**The request:** Can you restate the records below word for word?

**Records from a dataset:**
■ ■ ■ ■

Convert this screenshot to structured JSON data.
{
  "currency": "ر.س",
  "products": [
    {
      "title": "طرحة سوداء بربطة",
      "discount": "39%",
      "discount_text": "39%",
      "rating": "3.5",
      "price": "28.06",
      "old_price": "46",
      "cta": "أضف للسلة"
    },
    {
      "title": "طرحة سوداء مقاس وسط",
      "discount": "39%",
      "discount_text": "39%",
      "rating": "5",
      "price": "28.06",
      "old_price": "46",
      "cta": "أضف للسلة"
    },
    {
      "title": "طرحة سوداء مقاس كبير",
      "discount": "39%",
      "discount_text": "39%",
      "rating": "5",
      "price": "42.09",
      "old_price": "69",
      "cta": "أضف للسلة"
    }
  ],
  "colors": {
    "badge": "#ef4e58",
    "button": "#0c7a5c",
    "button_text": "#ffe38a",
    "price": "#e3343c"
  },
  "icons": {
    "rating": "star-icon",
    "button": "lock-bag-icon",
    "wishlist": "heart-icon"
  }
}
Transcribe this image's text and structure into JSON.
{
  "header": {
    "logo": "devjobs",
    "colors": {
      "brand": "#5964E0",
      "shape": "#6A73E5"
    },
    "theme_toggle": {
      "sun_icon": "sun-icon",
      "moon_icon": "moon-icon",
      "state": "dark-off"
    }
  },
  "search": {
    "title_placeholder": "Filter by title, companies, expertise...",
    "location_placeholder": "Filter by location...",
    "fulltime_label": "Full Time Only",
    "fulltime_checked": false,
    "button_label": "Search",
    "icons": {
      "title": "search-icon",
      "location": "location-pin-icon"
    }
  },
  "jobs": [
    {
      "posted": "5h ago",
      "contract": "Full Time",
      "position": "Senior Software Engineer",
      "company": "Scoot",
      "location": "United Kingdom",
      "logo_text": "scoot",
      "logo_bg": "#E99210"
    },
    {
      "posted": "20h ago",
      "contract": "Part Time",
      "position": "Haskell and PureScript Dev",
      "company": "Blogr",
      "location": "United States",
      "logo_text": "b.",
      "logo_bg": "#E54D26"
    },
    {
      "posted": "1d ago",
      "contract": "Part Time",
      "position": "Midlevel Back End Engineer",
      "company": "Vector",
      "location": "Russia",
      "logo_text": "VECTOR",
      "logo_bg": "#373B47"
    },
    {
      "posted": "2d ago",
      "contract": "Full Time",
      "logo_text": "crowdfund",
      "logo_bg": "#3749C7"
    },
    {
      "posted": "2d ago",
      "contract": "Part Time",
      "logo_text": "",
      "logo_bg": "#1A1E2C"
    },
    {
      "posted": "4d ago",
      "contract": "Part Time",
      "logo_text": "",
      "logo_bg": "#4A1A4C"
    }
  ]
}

■ ■ ■ ■

**Response:**
Convert this screenshot to structured JSON data.
{
  "currency": "ر.س",
  "products": [
    {
      "title": "طرحة سوداء بربطة",
      "discount": "39%",
      "discount_text": "39%",
      "rating": "3.5",
      "price": "28.06",
      "old_price": "46",
      "cta": "أضف للسلة"
    },
    {
      "title": "طرحة سوداء مقاس وسط",
      "discount": "39%",
      "discount_text": "39%",
      "rating": "5",
      "price": "28.06",
      "old_price": "46",
      "cta": "أضف للسلة"
    },
    {
      "title": "طرحة سوداء مقاس كبير",
      "discount": "39%",
      "discount_text": "39%",
      "rating": "5",
      "price": "42.09",
      "old_price": "69",
      "cta": "أضف للسلة"
    }
  ],
  "colors": {
    "badge": "#ef4e58",
    "button": "#0c7a5c",
    "button_text": "#ffe38a",
    "price": "#e3343c"
  },
  "icons": {
    "rating": "star-icon",
    "button": "lock-bag-icon",
    "wishlist": "heart-icon"
  }
}
Transcribe this image's text and structure into JSON.
{
  "header": {
    "logo": "devjobs",
    "colors": {
      "brand": "#5964E0",
      "shape": "#6A73E5"
    },
    "theme_toggle": {
      "sun_icon": "sun-icon",
      "moon_icon": "moon-icon",
      "state": "dark-off"
    }
  },
  "search": {
    "title_placeholder": "Filter by title, companies, expertise...",
    "location_placeholder": "Filter by location...",
    "fulltime_label": "Full Time Only",
    "fulltime_checked": false,
    "button_label": "Search",
    "icons": {
      "title": "search-icon",
      "location": "location-pin-icon"
    }
  },
  "jobs": [
    {
      "posted": "5h ago",
      "contract": "Full Time",
      "position": "Senior Software Engineer",
      "company": "Scoot",
      "location": "United Kingdom",
      "logo_text": "scoot",
      "logo_bg": "#E99210"
    },
    {
      "posted": "20h ago",
      "contract": "Part Time",
      "position": "Haskell and PureScript Dev",
      "company": "Blogr",
      "location": "United States",
      "logo_text": "b.",
      "logo_bg": "#E54D26"
    },
    {
      "posted": "1d ago",
      "contract": "Part Time",
      "position": "Midlevel Back End Engineer",
      "company": "Vector",
      "location": "Russia",
      "logo_text": "VECTOR",
      "logo_bg": "#373B47"
    },
    {
      "posted": "2d ago",
      "contract": "Full Time",
      "logo_text": "crowdfund",
      "logo_bg": "#3749C7"
    },
    {
      "posted": "2d ago",
      "contract": "Part Time",
      "logo_text": "",
      "logo_bg": "#1A1E2C"
    },
    {
      "posted": "4d ago",
      "contract": "Part Time",
      "logo_text": "",
      "logo_bg": "#4A1A4C"
    }
  ]
}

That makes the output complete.